:: Material ::
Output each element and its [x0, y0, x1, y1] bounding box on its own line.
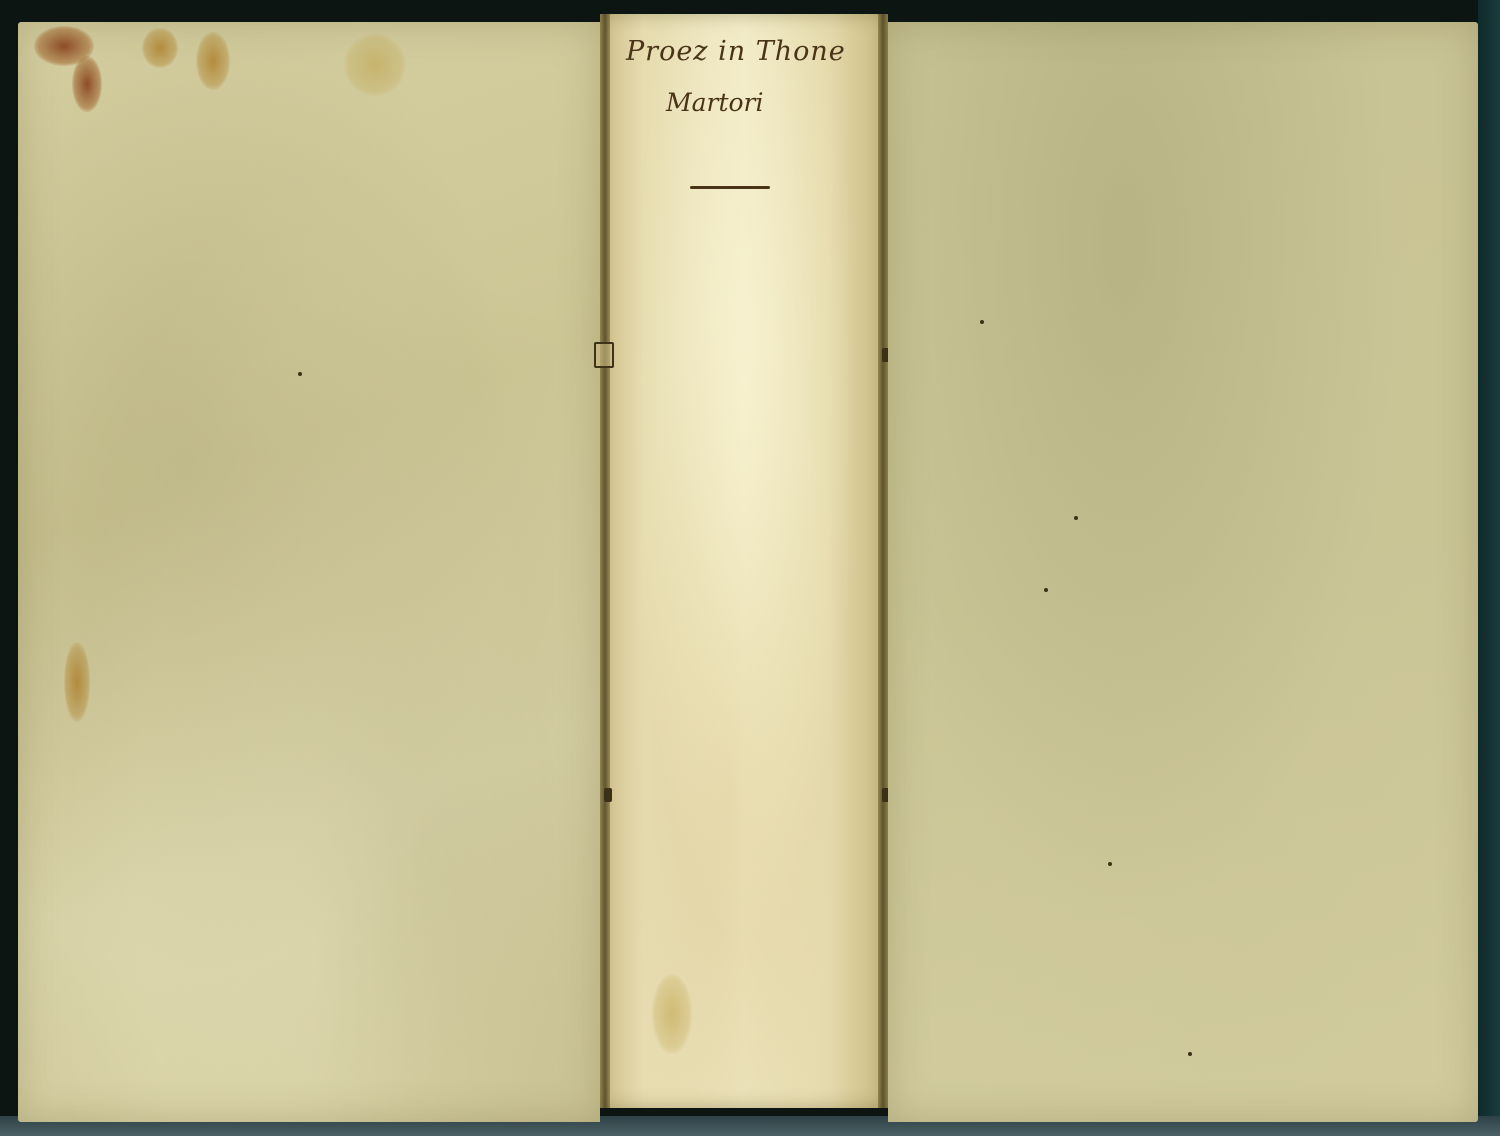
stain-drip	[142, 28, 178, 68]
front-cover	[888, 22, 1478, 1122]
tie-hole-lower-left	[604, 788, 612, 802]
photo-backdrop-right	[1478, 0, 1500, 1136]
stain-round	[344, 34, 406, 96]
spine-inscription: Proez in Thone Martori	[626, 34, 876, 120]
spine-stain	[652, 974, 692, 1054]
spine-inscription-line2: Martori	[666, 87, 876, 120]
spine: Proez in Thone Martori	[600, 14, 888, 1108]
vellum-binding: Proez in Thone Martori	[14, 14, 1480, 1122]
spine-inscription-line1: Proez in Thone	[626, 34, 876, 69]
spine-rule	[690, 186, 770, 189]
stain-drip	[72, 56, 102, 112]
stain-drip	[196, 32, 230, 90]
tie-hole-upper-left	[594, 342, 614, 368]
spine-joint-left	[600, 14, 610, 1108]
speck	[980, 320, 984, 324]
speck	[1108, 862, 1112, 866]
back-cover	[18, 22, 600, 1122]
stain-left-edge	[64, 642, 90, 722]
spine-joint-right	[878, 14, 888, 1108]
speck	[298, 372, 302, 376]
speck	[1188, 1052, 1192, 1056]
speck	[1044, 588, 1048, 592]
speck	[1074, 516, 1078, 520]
:::
### Exercise brief
Reproduce without alteration the lines running from the line containing "28, 178, 68]" through the final line of the listing, with both ends included.

### Answer to this problem
stain-drip	[142, 28, 178, 68]
front-cover	[888, 22, 1478, 1122]
tie-hole-lower-left	[604, 788, 612, 802]
photo-backdrop-right	[1478, 0, 1500, 1136]
stain-round	[344, 34, 406, 96]
spine-inscription: Proez in Thone Martori	[626, 34, 876, 120]
spine-stain	[652, 974, 692, 1054]
spine-inscription-line2: Martori	[666, 87, 876, 120]
spine: Proez in Thone Martori	[600, 14, 888, 1108]
vellum-binding: Proez in Thone Martori	[14, 14, 1480, 1122]
spine-inscription-line1: Proez in Thone	[626, 34, 876, 69]
spine-rule	[690, 186, 770, 189]
stain-drip	[72, 56, 102, 112]
stain-drip	[196, 32, 230, 90]
tie-hole-upper-left	[594, 342, 614, 368]
spine-joint-left	[600, 14, 610, 1108]
speck	[980, 320, 984, 324]
speck	[1108, 862, 1112, 866]
back-cover	[18, 22, 600, 1122]
stain-left-edge	[64, 642, 90, 722]
spine-joint-right	[878, 14, 888, 1108]
speck	[298, 372, 302, 376]
speck	[1188, 1052, 1192, 1056]
speck	[1044, 588, 1048, 592]
speck	[1074, 516, 1078, 520]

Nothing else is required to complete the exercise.